Your task
The records below must be retyped exactly.

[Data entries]
_ _ _ _ _

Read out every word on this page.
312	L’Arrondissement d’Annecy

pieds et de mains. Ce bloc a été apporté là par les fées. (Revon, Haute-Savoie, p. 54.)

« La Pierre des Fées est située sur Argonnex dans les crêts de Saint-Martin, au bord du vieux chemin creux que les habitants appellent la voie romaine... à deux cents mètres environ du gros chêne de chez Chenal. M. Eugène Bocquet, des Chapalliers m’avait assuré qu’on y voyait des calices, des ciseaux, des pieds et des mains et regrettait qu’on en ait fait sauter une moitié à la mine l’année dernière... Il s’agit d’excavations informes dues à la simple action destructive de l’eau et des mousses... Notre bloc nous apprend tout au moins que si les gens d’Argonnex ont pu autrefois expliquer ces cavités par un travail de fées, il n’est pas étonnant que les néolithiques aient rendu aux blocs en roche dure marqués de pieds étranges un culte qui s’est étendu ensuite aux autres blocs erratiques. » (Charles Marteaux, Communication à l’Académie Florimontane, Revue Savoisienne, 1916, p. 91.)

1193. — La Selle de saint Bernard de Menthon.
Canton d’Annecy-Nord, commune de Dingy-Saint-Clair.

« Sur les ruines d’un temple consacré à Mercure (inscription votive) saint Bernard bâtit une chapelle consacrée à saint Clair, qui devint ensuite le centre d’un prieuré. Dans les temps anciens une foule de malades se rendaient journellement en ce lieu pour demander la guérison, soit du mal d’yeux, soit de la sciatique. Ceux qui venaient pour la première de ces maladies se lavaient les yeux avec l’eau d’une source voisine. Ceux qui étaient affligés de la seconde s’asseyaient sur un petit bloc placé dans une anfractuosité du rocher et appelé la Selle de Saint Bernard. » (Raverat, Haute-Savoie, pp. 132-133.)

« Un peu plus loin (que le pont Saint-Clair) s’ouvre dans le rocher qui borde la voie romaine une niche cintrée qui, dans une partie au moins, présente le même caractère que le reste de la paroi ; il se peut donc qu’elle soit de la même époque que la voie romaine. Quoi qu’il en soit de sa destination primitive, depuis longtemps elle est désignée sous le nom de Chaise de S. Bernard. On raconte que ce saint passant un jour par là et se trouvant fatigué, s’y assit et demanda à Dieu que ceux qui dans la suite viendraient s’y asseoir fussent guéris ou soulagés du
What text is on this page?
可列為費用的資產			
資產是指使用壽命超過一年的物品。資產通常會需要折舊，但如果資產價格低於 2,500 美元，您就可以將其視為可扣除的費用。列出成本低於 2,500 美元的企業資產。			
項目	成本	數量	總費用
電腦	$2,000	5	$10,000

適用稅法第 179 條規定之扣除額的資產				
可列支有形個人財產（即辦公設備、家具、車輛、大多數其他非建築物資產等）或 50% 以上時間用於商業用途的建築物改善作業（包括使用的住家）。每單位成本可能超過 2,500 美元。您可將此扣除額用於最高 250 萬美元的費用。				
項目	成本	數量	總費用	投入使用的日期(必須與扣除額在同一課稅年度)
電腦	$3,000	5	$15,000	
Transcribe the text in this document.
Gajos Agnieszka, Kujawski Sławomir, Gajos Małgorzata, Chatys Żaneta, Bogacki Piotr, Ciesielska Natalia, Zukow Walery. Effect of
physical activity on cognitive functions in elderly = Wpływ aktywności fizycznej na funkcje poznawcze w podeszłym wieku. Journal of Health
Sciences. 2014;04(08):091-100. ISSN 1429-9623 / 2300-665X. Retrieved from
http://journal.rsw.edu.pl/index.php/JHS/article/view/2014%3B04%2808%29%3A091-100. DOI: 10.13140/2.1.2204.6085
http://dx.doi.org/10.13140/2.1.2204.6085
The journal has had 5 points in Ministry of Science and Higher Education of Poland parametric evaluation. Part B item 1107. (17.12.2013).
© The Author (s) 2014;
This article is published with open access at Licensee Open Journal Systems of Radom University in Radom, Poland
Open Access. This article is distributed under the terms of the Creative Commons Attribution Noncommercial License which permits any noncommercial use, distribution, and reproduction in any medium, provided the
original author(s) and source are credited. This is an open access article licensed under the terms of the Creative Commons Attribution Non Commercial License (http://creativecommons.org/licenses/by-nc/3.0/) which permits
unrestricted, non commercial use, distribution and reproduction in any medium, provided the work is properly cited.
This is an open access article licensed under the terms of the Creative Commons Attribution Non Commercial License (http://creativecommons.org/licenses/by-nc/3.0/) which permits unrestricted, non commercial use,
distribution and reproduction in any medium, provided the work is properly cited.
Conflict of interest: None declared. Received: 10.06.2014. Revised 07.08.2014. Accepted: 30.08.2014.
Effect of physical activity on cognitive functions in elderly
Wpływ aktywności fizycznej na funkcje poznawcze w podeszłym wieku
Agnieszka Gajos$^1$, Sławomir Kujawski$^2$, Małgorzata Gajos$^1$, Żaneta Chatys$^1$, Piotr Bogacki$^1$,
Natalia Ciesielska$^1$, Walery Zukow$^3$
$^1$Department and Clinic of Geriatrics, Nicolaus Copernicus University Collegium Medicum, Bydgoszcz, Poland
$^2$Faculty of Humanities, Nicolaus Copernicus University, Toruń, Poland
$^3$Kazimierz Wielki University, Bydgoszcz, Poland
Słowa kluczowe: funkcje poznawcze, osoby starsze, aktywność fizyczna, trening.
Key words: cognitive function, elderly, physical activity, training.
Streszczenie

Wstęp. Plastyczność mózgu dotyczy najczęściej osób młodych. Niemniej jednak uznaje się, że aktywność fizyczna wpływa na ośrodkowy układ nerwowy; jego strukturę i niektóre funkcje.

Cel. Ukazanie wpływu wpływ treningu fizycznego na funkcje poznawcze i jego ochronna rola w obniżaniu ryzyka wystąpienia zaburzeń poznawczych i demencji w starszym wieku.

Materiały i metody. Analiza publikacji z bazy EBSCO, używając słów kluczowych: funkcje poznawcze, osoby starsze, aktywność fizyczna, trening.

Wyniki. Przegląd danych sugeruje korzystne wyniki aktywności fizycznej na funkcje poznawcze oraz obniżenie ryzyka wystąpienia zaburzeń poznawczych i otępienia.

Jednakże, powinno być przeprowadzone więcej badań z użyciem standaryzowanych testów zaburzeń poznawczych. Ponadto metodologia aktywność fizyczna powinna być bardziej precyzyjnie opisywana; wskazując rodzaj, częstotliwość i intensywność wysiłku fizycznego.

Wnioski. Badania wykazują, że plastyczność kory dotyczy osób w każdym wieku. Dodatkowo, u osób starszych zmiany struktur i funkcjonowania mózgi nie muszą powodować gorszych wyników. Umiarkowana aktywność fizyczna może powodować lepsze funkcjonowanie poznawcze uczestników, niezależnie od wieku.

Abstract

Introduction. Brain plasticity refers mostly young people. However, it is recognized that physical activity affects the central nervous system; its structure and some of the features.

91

_ _ _ _ _

Complete answer
Read out every word on this page.
312	L’Arrondissement d’Annecy

pieds et de mains. Ce bloc a été apporté là par les fées. (Revon, Haute-Savoie, p. 54.)

« La Pierre des Fées est située sur Argonnex dans les crêts de Saint-Martin, au bord du vieux chemin creux que les habitants appellent la voie romaine... à deux cents mètres environ du gros chêne de chez Chenal. M. Eugène Bocquet, des Chapalliers m’avait assuré qu’on y voyait des calices, des ciseaux, des pieds et des mains et regrettait qu’on en ait fait sauter une moitié à la mine l’année dernière... Il s’agit d’excavations informes dues à la simple action destructive de l’eau et des mousses... Notre bloc nous apprend tout au moins que si les gens d’Argonnex ont pu autrefois expliquer ces cavités par un travail de fées, il n’est pas étonnant que les néolithiques aient rendu aux blocs en roche dure marqués de pieds étranges un culte qui s’est étendu ensuite aux autres blocs erratiques. » (Charles Marteaux, Communication à l’Académie Florimontane, Revue Savoisienne, 1916, p. 91.)

1193. — La Selle de saint Bernard de Menthon.
Canton d’Annecy-Nord, commune de Dingy-Saint-Clair.

« Sur les ruines d’un temple consacré à Mercure (inscription votive) saint Bernard bâtit une chapelle consacrée à saint Clair, qui devint ensuite le centre d’un prieuré. Dans les temps anciens une foule de malades se rendaient journellement en ce lieu pour demander la guérison, soit du mal d’yeux, soit de la sciatique. Ceux qui venaient pour la première de ces maladies se lavaient les yeux avec l’eau d’une source voisine. Ceux qui étaient affligés de la seconde s’asseyaient sur un petit bloc placé dans une anfractuosité du rocher et appelé la Selle de Saint Bernard. » (Raverat, Haute-Savoie, pp. 132-133.)

« Un peu plus loin (que le pont Saint-Clair) s’ouvre dans le rocher qui borde la voie romaine une niche cintrée qui, dans une partie au moins, présente le même caractère que le reste de la paroi ; il se peut donc qu’elle soit de la même époque que la voie romaine. Quoi qu’il en soit de sa destination primitive, depuis longtemps elle est désignée sous le nom de Chaise de S. Bernard. On raconte que ce saint passant un jour par là et se trouvant fatigué, s’y assit et demanda à Dieu que ceux qui dans la suite viendraient s’y asseoir fussent guéris ou soulagés du
What text is on this page?
可列為費用的資產			
資產是指使用壽命超過一年的物品。資產通常會需要折舊，但如果資產價格低於 2,500 美元，您就可以將其視為可扣除的費用。列出成本低於 2,500 美元的企業資產。			
項目	成本	數量	總費用
電腦	$2,000	5	$10,000

適用稅法第 179 條規定之扣除額的資產				
可列支有形個人財產（即辦公設備、家具、車輛、大多數其他非建築物資產等）或 50% 以上時間用於商業用途的建築物改善作業（包括使用的住家）。每單位成本可能超過 2,500 美元。您可將此扣除額用於最高 250 萬美元的費用。				
項目	成本	數量	總費用	投入使用的日期(必須與扣除額在同一課稅年度)
電腦	$3,000	5	$15,000	
Transcribe the text in this document.
Gajos Agnieszka, Kujawski Sławomir, Gajos Małgorzata, Chatys Żaneta, Bogacki Piotr, Ciesielska Natalia, Zukow Walery. Effect of
physical activity on cognitive functions in elderly = Wpływ aktywności fizycznej na funkcje poznawcze w podeszłym wieku. Journal of Health
Sciences. 2014;04(08):091-100. ISSN 1429-9623 / 2300-665X. Retrieved from
http://journal.rsw.edu.pl/index.php/JHS/article/view/2014%3B04%2808%29%3A091-100. DOI: 10.13140/2.1.2204.6085
http://dx.doi.org/10.13140/2.1.2204.6085
The journal has had 5 points in Ministry of Science and Higher Education of Poland parametric evaluation. Part B item 1107. (17.12.2013).
© The Author (s) 2014;
This article is published with open access at Licensee Open Journal Systems of Radom University in Radom, Poland
Open Access. This article is distributed under the terms of the Creative Commons Attribution Noncommercial License which permits any noncommercial use, distribution, and reproduction in any medium, provided the
original author(s) and source are credited. This is an open access article licensed under the terms of the Creative Commons Attribution Non Commercial License (http://creativecommons.org/licenses/by-nc/3.0/) which permits
unrestricted, non commercial use, distribution and reproduction in any medium, provided the work is properly cited.
This is an open access article licensed under the terms of the Creative Commons Attribution Non Commercial License (http://creativecommons.org/licenses/by-nc/3.0/) which permits unrestricted, non commercial use,
distribution and reproduction in any medium, provided the work is properly cited.
Conflict of interest: None declared. Received: 10.06.2014. Revised 07.08.2014. Accepted: 30.08.2014.
Effect of physical activity on cognitive functions in elderly
Wpływ aktywności fizycznej na funkcje poznawcze w podeszłym wieku
Agnieszka Gajos$^1$, Sławomir Kujawski$^2$, Małgorzata Gajos$^1$, Żaneta Chatys$^1$, Piotr Bogacki$^1$,
Natalia Ciesielska$^1$, Walery Zukow$^3$
$^1$Department and Clinic of Geriatrics, Nicolaus Copernicus University Collegium Medicum, Bydgoszcz, Poland
$^2$Faculty of Humanities, Nicolaus Copernicus University, Toruń, Poland
$^3$Kazimierz Wielki University, Bydgoszcz, Poland
Słowa kluczowe: funkcje poznawcze, osoby starsze, aktywność fizyczna, trening.
Key words: cognitive function, elderly, physical activity, training.
Streszczenie

Wstęp. Plastyczność mózgu dotyczy najczęściej osób młodych. Niemniej jednak uznaje się, że aktywność fizyczna wpływa na ośrodkowy układ nerwowy; jego strukturę i niektóre funkcje.

Cel. Ukazanie wpływu wpływ treningu fizycznego na funkcje poznawcze i jego ochronna rola w obniżaniu ryzyka wystąpienia zaburzeń poznawczych i demencji w starszym wieku.

Materiały i metody. Analiza publikacji z bazy EBSCO, używając słów kluczowych: funkcje poznawcze, osoby starsze, aktywność fizyczna, trening.

Wyniki. Przegląd danych sugeruje korzystne wyniki aktywności fizycznej na funkcje poznawcze oraz obniżenie ryzyka wystąpienia zaburzeń poznawczych i otępienia.

Jednakże, powinno być przeprowadzone więcej badań z użyciem standaryzowanych testów zaburzeń poznawczych. Ponadto metodologia aktywność fizyczna powinna być bardziej precyzyjnie opisywana; wskazując rodzaj, częstotliwość i intensywność wysiłku fizycznego.

Wnioski. Badania wykazują, że plastyczność kory dotyczy osób w każdym wieku. Dodatkowo, u osób starszych zmiany struktur i funkcjonowania mózgi nie muszą powodować gorszych wyników. Umiarkowana aktywność fizyczna może powodować lepsze funkcjonowanie poznawcze uczestników, niezależnie od wieku.

Abstract

Introduction. Brain plasticity refers mostly young people. However, it is recognized that physical activity affects the central nervous system; its structure and some of the features.

91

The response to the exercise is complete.